**Выполните задания**
**a)** Изложите статью о «Французских сезонах» в двух предложениях.
**b)** Скопируйте из статьи о «Французских сезонах» всё, начиная со слов «Людям, воспитанным на» и вплоть до слов «прочил великое будущее.».
**c)** Продолжите статью о «Французских сезонах» и французском шансоне, начав сразу после последнего приведенного предложения.

**Фрагмент текста**
%%

"Французские песни, что же еще"

Полоса 106 Номер № 45(349) от 14.11.2001
"Французские песни, что же еще"
Нильда Фернандес придумал "Франзуские сезоны". Он их и откроет
       Этой осенью в Москве начнутся "Французские сезоны". До весны будут проходить концерты французских музыкантов, которые у себя на родине давно уже звезды первой величины, а в России практически никому не известны.

       Людям, воспитанным на английской эстраде, придется поверить мне на слово: во Франции, как и в любой другой стране мира, поют песни. И их там так прямо и называют — песни, то есть шансон. Когда-то шансон обожали во всем мире и у нас любили тоже. Даже Штирлиц, и тот, провожая на задание пастора Шлага, слушал никому тогда не известную Эдит Пиаф, которой, будучи великим провидцем, прочил великое будущее.

%%

**Сохранённые строки**

%%

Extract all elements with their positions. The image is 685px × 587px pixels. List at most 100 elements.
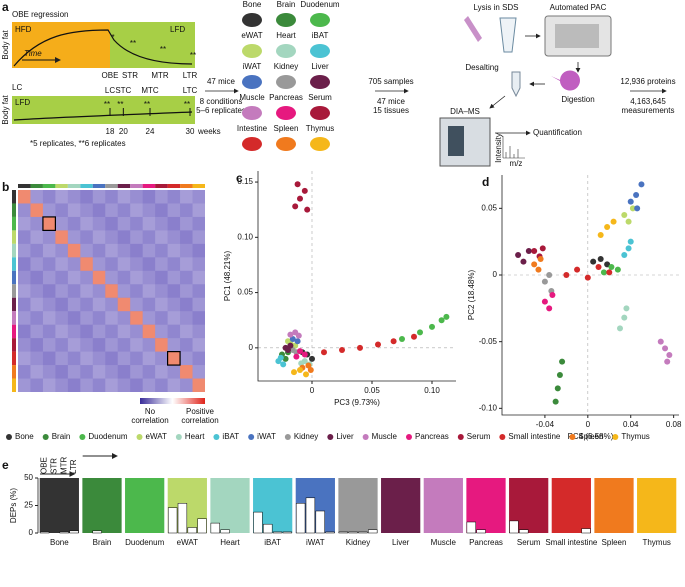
bar: [338, 531, 348, 534]
y-tick-label: 25: [24, 501, 33, 510]
condition-label: MTC: [141, 86, 159, 95]
sample-text: 705 samples: [368, 77, 413, 86]
legend-swatch: [499, 434, 506, 440]
bar: [253, 511, 263, 534]
heatmap-cell: [55, 230, 68, 244]
heatmap-cell: [92, 297, 106, 312]
result-text: 4,163,645: [630, 97, 666, 106]
heatmap-cell: [117, 190, 131, 204]
ms-instrument: [439, 117, 491, 167]
heatmap-cell: [130, 351, 143, 366]
heatmap-cell: [130, 203, 143, 217]
heatmap-cell: [130, 216, 143, 231]
heatmap-cell: [80, 284, 93, 298]
point: [375, 341, 381, 348]
heatmap-cell: [130, 284, 143, 298]
significance: **: [130, 39, 136, 48]
tissue-strip: [12, 203, 16, 217]
y-tick-label: 0: [249, 343, 254, 352]
heatmap-cell: [117, 284, 131, 298]
tissue-icon: [276, 13, 296, 27]
tissue-band: [637, 478, 677, 533]
bar: [177, 503, 188, 534]
heatmap-cell: [155, 351, 168, 366]
heatmap-cell: [67, 297, 81, 312]
tissue-strip: [80, 184, 93, 188]
heatmap-cell: [80, 378, 93, 392]
point: [438, 317, 445, 324]
legend-swatch: [569, 434, 576, 440]
lc-region: [12, 96, 195, 124]
point: [303, 371, 309, 378]
bar: [466, 521, 476, 534]
heatmap-cell: [117, 324, 131, 339]
heatmap-cell: [55, 190, 68, 204]
heatmap-cell: [67, 257, 81, 271]
workflow-label: Digestion: [561, 95, 594, 104]
x-tick-label: Pancreas: [469, 538, 503, 547]
legend-label: Thymus: [621, 432, 649, 441]
panel-label: e: [2, 458, 9, 472]
bar: [187, 527, 197, 534]
heatmap-cell: [42, 190, 56, 204]
highlight-box: [167, 351, 181, 366]
heatmap-cell: [92, 365, 106, 379]
panel-label: a: [2, 0, 9, 14]
heatmap-cell: [155, 297, 168, 312]
heatmap-cell: [92, 351, 106, 366]
tissue-band: [594, 478, 634, 533]
heatmap-cell: [105, 324, 118, 339]
heatmap-cell: [155, 243, 168, 258]
heatmap-cell: [92, 190, 106, 204]
heatmap-cell: [117, 338, 131, 352]
legend-swatch: [284, 434, 291, 440]
heatmap-cell: [180, 365, 193, 379]
heatmap-cell: [42, 203, 56, 217]
tissue-strip: [12, 324, 16, 339]
point: [556, 372, 563, 378]
heatmap-cell: [80, 338, 93, 352]
heatmap-cell: [30, 271, 42, 284]
tissue-name: Spleen: [274, 124, 299, 133]
tissue-name: Thymus: [306, 124, 334, 133]
heatmap-cell: [80, 365, 93, 379]
axis: [501, 175, 679, 416]
tissue-strip: [18, 184, 31, 188]
heatmap-cell: [143, 257, 155, 270]
tissue-name: Bone: [243, 0, 262, 9]
heatmap-cell: [155, 190, 168, 204]
heatmap-cell: [142, 324, 156, 339]
heatmap-cell: [130, 324, 143, 339]
heatmap-cell: [155, 257, 168, 271]
bar: [358, 531, 368, 534]
point: [657, 338, 664, 345]
heatmap-cell: [167, 297, 181, 312]
heatmap-cell: [30, 243, 43, 258]
tissue-strip: [12, 257, 16, 271]
heatmap-cell: [155, 378, 168, 392]
heatmap-cell: [192, 284, 205, 298]
heatmap-cell: [105, 190, 118, 204]
heatmap-cell: [30, 378, 43, 392]
heatmap-cell: [155, 365, 168, 379]
legend-swatch: [175, 434, 182, 440]
legend-swatch: [362, 434, 369, 440]
heatmap-cell: [192, 270, 205, 285]
point: [610, 218, 617, 225]
tissue-band: [338, 478, 378, 533]
bar: [368, 529, 378, 534]
title: LC: [12, 83, 22, 92]
heatmap-cell: [192, 324, 205, 339]
x-tick-label: iBAT: [264, 538, 281, 547]
tissue-band: [551, 478, 591, 533]
heatmap-cell: [93, 203, 105, 216]
heatmap-cell: [18, 297, 31, 312]
bar: [69, 530, 79, 534]
point: [539, 245, 546, 252]
point: [399, 336, 405, 342]
heatmap-cell: [80, 257, 93, 271]
x-tick-label: 0.10: [424, 386, 440, 395]
heatmap-cell: [142, 297, 156, 312]
heatmap-cell: [105, 243, 118, 258]
bar: [92, 530, 102, 534]
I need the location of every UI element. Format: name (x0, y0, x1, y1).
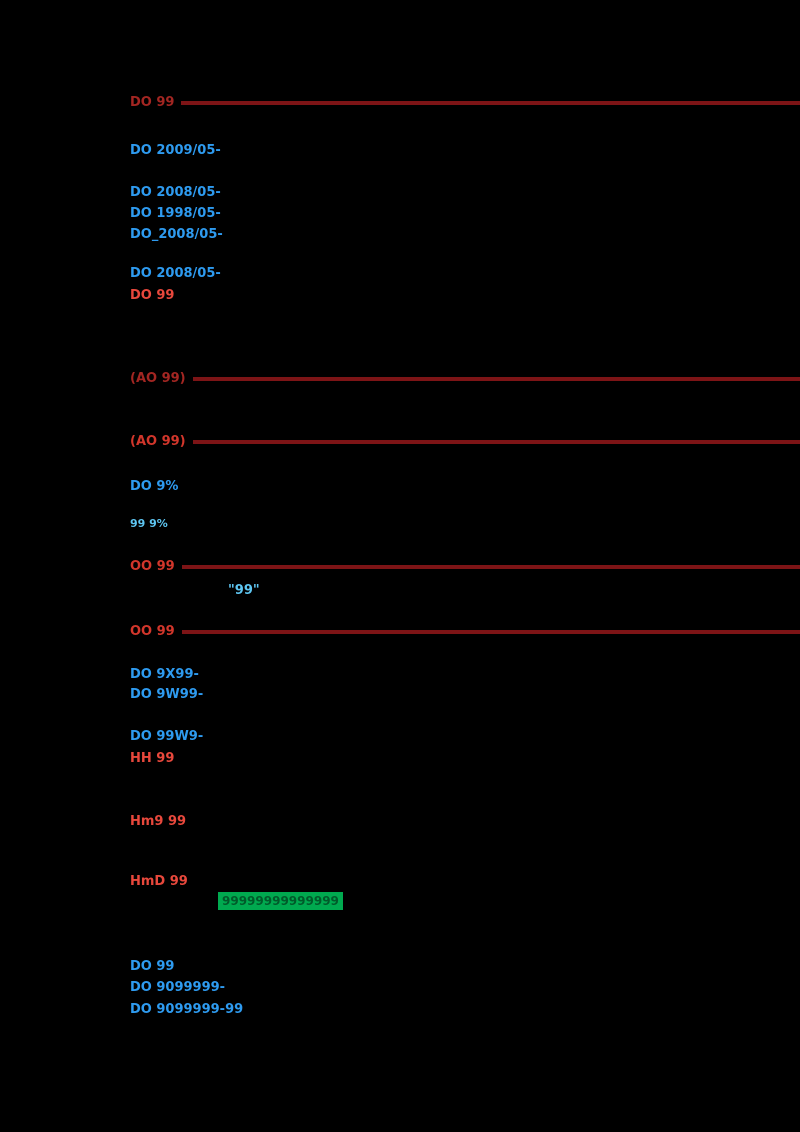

%%

**Ожидаемые результаты**
**a)** Нильда Фернандес придумал «Французские сезоны», которые этой осенью начнутся в Москве: до весны там будут проходить концерты французских музыкантов, давно ставших звездами первой величины у себя на родине, но почти неизвестных в России. Во Франции поют песни, которые так и называют — шансон, и когда-то его обожали во всем мире, в том числе у нас.

**b)**
Людям, воспитанным на английской эстраде, придется поверить мне на слово: во Франции, как и в любой другой стране мира, поют песни. И их там так прямо и называют — песни, то есть шансон. Когда-то шансон обожали во всем мире и у нас любили тоже. Даже Штирлиц, и тот, провожая на задание пастора Шлага, слушал никому тогда не известную Эдит Пиаф, которой, будучи великим провидцем, прочил великое будущее.

**c)**
       После войны шансон у нас полюбили еще пуще. Любили Пиаф, любили Ива Монтана (пока тот не заделался страстным антисоветчиком), любили Шарля Азнавура, с королевскими почестями встречали приезжавшую на гастроли Мирей Матье. Люди более продвинутые знали еще о существовании, скажем, Жака Бреля или Брассенса. К концу 70-х главным фаворитом в области французского пения стал Джо Дассен, благо он удачно мешал исполнение на французском и на английском. Но потом как-то так получилось, что про французскую песню, точнее, про шансон довольно быстро забыли, а вкусы свои ограничили экспортными вариантами в виде Милен Фармер и Патрисии Каас. Ну а продвинутые записали в число своих любимцев Сержа Гинзбура и стали внимательно следить за молодой и космополитичной французской электроникой во главе с дуэтами Air и Daft Punk плюс стильным парнем по имени Дмитрий из Парижа.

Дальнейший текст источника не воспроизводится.